What is required: Collect every line of the records below that contains the word "this".
****
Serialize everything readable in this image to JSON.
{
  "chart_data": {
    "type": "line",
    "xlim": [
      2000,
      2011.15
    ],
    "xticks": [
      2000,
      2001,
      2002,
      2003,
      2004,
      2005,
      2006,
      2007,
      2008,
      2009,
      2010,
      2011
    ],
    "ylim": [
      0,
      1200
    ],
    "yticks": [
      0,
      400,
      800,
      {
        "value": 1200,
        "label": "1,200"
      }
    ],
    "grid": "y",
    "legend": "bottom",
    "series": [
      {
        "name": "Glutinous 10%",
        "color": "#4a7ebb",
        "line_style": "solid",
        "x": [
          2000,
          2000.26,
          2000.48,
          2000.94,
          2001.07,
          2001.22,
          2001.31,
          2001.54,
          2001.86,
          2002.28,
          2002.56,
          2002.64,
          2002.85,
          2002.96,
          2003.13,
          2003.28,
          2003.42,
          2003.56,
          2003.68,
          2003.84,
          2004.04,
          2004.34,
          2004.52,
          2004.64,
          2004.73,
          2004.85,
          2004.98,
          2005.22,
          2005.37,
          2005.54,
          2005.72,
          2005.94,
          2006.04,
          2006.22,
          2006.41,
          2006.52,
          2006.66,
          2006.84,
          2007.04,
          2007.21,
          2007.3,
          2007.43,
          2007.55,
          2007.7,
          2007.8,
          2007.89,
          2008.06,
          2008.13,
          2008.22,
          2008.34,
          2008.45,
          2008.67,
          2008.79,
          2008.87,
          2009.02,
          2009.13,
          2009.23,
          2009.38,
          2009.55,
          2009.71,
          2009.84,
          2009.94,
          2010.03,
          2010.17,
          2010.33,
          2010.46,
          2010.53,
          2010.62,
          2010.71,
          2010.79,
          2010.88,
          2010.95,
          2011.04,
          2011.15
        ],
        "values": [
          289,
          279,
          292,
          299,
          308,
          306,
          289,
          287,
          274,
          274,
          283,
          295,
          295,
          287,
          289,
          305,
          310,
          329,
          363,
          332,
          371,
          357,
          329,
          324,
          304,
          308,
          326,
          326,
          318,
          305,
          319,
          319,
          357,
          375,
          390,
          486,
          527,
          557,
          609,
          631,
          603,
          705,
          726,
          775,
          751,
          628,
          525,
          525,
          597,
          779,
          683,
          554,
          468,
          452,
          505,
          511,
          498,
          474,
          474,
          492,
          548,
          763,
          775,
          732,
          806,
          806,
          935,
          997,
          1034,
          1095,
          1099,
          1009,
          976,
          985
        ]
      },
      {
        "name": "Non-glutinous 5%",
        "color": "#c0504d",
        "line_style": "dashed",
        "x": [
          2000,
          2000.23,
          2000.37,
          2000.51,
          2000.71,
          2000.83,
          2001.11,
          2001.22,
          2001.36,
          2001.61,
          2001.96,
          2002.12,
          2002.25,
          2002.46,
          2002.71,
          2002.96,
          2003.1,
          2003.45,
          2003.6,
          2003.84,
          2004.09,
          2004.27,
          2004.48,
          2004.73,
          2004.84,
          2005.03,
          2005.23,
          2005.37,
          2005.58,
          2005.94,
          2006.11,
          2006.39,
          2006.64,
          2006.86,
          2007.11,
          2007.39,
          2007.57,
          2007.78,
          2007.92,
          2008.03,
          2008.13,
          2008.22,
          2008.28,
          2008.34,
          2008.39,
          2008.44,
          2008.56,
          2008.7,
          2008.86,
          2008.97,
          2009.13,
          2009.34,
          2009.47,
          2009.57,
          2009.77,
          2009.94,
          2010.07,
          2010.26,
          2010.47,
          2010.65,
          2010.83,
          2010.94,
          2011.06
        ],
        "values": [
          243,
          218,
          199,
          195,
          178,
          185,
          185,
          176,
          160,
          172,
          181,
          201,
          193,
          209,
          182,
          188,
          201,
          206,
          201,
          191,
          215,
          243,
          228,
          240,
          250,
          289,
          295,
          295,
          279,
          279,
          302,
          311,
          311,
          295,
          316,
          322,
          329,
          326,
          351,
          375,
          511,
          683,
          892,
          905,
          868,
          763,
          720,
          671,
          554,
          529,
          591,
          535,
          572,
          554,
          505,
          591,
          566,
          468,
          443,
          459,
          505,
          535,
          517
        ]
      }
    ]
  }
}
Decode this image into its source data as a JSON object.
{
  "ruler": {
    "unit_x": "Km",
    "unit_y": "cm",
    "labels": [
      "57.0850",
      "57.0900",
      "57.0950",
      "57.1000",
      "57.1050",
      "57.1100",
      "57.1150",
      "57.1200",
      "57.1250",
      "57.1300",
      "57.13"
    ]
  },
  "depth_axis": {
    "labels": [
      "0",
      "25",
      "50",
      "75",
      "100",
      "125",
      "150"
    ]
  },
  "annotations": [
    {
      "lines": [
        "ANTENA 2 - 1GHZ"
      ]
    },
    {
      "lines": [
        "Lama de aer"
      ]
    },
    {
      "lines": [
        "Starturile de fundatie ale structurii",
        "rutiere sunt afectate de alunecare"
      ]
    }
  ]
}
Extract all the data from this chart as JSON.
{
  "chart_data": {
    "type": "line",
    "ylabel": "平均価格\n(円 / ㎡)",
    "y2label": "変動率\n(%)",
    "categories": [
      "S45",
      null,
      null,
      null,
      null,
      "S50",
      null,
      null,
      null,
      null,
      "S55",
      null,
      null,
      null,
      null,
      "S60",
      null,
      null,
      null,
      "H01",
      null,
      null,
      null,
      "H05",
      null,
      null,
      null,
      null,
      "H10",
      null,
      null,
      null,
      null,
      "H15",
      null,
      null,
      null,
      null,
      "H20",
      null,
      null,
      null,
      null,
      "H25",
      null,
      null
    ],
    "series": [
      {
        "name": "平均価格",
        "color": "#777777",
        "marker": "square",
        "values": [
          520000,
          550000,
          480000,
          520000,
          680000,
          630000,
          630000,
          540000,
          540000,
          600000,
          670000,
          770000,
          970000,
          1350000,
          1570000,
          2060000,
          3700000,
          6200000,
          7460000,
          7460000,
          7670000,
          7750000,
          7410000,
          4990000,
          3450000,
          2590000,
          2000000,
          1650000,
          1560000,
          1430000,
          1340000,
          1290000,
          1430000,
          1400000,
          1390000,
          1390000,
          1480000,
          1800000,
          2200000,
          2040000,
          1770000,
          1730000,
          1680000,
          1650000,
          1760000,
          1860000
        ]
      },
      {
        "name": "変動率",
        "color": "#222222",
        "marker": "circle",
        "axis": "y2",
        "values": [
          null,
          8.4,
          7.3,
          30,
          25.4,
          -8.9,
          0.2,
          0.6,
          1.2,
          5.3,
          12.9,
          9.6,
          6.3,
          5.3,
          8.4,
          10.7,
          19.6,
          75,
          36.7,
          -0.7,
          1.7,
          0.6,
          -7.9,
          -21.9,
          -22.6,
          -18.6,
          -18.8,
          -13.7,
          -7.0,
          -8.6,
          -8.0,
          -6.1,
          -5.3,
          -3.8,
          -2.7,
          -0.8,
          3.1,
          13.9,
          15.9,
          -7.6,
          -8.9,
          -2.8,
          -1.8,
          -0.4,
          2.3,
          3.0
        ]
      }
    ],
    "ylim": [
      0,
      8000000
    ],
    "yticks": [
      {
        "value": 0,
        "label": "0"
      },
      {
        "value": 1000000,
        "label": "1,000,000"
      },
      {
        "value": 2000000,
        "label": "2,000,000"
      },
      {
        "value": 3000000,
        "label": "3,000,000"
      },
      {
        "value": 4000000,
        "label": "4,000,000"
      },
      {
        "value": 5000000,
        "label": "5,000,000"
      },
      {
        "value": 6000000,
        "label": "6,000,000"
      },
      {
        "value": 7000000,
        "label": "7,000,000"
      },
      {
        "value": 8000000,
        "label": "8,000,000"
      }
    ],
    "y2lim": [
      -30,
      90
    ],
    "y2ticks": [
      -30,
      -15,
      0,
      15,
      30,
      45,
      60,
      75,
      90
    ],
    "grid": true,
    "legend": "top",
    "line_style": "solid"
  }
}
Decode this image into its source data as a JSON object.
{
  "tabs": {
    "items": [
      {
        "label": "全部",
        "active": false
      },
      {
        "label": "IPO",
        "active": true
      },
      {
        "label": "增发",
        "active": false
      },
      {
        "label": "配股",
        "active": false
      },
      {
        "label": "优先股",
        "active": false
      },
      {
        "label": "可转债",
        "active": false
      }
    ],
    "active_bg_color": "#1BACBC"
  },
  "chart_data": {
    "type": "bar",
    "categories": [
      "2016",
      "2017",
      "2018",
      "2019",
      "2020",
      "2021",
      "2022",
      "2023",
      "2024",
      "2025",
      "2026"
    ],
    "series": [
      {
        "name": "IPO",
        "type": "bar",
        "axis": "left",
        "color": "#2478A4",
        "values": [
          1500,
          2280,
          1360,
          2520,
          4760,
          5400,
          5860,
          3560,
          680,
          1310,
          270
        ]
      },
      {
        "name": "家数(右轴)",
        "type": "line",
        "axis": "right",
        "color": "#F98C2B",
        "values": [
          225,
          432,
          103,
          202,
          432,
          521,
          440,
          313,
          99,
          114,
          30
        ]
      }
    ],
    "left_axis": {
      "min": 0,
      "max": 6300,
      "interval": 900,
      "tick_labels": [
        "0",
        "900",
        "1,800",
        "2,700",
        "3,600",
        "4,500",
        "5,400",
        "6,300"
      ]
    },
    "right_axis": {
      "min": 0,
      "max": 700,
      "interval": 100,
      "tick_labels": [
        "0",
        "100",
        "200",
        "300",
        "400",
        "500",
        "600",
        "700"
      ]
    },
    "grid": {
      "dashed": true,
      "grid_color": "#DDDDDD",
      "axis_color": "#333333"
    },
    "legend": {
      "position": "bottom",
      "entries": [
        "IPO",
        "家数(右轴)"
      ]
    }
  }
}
****
Response:
Serialize everything readable in this image to JSON.
Decode this image into its source data as a JSON object.
Extract all the data from this chart as JSON.
Decode this image into its source data as a JSON object.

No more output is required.